-- begin --

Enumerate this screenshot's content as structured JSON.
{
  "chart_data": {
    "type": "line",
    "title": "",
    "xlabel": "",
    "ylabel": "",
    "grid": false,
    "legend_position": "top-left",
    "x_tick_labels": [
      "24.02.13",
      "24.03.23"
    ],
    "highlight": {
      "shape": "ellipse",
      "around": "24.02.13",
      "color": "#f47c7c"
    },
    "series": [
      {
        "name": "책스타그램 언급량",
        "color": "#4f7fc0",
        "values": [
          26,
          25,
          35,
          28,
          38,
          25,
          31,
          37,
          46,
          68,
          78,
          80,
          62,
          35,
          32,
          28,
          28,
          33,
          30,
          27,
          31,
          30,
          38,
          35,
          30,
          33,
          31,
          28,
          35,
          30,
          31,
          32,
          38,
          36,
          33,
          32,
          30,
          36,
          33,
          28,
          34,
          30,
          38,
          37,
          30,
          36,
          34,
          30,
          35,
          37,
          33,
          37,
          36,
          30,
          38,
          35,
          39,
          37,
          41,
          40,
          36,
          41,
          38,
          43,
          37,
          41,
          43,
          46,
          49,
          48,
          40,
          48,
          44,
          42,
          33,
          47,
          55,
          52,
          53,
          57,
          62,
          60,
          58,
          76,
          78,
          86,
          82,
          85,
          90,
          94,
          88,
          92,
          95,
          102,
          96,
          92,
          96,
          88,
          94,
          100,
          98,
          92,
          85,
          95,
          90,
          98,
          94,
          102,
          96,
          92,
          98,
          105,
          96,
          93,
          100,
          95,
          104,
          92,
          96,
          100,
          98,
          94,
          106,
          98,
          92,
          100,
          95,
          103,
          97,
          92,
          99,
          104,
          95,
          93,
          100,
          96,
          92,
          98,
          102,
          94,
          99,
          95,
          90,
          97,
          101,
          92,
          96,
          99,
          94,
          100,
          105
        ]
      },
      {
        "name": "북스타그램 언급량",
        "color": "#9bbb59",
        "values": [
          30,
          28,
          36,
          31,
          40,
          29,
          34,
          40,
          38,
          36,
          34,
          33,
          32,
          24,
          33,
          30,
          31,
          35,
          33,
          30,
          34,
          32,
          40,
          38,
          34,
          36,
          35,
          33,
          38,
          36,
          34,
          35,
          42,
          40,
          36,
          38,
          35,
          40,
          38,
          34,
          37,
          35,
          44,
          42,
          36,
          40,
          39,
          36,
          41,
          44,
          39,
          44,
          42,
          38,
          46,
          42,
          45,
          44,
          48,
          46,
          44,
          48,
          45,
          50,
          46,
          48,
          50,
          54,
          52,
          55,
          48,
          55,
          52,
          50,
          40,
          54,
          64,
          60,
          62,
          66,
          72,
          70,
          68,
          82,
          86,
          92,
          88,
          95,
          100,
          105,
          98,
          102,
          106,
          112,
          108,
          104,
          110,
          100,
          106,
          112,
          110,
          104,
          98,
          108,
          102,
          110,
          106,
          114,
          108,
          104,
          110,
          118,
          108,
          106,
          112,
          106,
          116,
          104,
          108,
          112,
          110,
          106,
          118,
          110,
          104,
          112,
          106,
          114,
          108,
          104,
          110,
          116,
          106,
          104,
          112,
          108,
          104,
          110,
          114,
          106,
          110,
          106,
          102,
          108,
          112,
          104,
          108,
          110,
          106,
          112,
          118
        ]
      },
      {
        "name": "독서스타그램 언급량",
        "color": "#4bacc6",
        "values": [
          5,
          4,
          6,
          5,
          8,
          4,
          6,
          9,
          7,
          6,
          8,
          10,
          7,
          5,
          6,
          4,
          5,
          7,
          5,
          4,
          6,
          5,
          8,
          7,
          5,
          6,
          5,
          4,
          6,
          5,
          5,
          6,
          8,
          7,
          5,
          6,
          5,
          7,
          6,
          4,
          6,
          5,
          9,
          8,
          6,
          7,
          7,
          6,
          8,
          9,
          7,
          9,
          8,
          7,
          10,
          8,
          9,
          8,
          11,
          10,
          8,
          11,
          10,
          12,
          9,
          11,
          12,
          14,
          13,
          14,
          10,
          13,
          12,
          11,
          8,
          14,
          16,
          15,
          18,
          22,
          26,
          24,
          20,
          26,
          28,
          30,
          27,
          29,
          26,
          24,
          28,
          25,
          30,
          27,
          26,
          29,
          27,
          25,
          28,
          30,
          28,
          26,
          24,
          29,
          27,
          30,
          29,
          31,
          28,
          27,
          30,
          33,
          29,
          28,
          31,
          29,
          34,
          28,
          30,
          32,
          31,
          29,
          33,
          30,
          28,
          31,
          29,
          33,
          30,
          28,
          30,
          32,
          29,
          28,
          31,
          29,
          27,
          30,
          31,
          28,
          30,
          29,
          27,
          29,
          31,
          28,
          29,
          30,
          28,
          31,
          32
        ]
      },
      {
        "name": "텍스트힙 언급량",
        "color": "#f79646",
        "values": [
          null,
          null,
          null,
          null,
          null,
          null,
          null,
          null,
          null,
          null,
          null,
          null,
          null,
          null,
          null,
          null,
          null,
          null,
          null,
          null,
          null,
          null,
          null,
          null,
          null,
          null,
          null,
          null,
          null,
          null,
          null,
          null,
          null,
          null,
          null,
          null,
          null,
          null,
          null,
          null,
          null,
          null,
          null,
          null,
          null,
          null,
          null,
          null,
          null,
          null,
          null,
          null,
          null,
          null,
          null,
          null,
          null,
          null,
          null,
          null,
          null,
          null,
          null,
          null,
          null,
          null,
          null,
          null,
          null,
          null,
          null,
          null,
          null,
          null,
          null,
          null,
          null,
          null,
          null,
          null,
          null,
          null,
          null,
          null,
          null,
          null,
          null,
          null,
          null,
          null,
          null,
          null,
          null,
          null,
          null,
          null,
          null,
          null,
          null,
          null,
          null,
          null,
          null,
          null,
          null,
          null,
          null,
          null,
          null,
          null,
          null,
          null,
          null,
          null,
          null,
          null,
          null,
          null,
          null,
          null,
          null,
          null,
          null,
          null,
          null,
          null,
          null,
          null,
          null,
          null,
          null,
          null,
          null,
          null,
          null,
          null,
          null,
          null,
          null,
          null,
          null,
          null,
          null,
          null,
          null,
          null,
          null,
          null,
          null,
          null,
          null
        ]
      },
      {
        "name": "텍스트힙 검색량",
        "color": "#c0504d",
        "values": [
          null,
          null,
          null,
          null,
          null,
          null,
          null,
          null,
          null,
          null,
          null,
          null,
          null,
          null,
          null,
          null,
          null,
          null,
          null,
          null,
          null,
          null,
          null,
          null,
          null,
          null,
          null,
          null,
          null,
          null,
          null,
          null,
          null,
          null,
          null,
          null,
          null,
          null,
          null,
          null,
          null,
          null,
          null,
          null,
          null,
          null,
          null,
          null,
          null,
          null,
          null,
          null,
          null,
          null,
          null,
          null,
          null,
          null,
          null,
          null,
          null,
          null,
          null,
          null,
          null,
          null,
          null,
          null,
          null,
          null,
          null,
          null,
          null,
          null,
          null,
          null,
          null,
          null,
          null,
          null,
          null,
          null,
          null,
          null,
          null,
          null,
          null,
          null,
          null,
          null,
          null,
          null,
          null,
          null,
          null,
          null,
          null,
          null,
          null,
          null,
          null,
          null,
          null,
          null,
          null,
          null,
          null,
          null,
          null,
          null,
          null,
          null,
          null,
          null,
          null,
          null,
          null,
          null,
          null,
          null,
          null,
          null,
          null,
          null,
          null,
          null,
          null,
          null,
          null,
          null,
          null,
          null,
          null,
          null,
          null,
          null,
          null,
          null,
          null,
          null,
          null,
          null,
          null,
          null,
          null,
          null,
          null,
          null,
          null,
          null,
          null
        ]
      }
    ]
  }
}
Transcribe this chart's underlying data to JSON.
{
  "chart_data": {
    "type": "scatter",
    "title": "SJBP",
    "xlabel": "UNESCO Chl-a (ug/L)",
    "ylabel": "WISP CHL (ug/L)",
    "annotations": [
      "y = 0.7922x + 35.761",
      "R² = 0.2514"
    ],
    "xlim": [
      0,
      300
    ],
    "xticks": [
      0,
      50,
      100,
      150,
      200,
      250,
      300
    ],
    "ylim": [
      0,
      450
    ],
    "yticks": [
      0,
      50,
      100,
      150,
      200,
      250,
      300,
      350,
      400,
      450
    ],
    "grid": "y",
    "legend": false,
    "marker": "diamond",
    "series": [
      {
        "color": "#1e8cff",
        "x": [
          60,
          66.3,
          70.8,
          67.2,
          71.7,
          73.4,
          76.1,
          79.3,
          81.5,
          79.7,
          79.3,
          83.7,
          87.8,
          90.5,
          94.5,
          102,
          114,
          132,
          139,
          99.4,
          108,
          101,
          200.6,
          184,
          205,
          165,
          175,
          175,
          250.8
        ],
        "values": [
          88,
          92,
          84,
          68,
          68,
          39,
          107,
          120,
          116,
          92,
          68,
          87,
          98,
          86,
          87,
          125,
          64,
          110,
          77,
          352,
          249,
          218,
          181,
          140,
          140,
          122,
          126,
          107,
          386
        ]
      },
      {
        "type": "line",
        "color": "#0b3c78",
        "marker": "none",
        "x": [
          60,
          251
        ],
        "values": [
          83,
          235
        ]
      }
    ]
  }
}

-- end --

## [EXERCISE AIM]
Everything from the line containing "Transcribe this chart's" through the final line of the listing, inclusive, must be reproduced exactly; leave out the rest.

## [CORRECT RESPONSE]
Transcribe this chart's underlying data to JSON.
{
  "chart_data": {
    "type": "scatter",
    "title": "SJBP",
    "xlabel": "UNESCO Chl-a (ug/L)",
    "ylabel": "WISP CHL (ug/L)",
    "annotations": [
      "y = 0.7922x + 35.761",
      "R² = 0.2514"
    ],
    "xlim": [
      0,
      300
    ],
    "xticks": [
      0,
      50,
      100,
      150,
      200,
      250,
      300
    ],
    "ylim": [
      0,
      450
    ],
    "yticks": [
      0,
      50,
      100,
      150,
      200,
      250,
      300,
      350,
      400,
      450
    ],
    "grid": "y",
    "legend": false,
    "marker": "diamond",
    "series": [
      {
        "color": "#1e8cff",
        "x": [
          60,
          66.3,
          70.8,
          67.2,
          71.7,
          73.4,
          76.1,
          79.3,
          81.5,
          79.7,
          79.3,
          83.7,
          87.8,
          90.5,
          94.5,
          102,
          114,
          132,
          139,
          99.4,
          108,
          101,
          200.6,
          184,
          205,
          165,
          175,
          175,
          250.8
        ],
        "values": [
          88,
          92,
          84,
          68,
          68,
          39,
          107,
          120,
          116,
          92,
          68,
          87,
          98,
          86,
          87,
          125,
          64,
          110,
          77,
          352,
          249,
          218,
          181,
          140,
          140,
          122,
          126,
          107,
          386
        ]
      },
      {
        "type": "line",
        "color": "#0b3c78",
        "marker": "none",
        "x": [
          60,
          251
        ],
        "values": [
          83,
          235
        ]
      }
    ]
  }
}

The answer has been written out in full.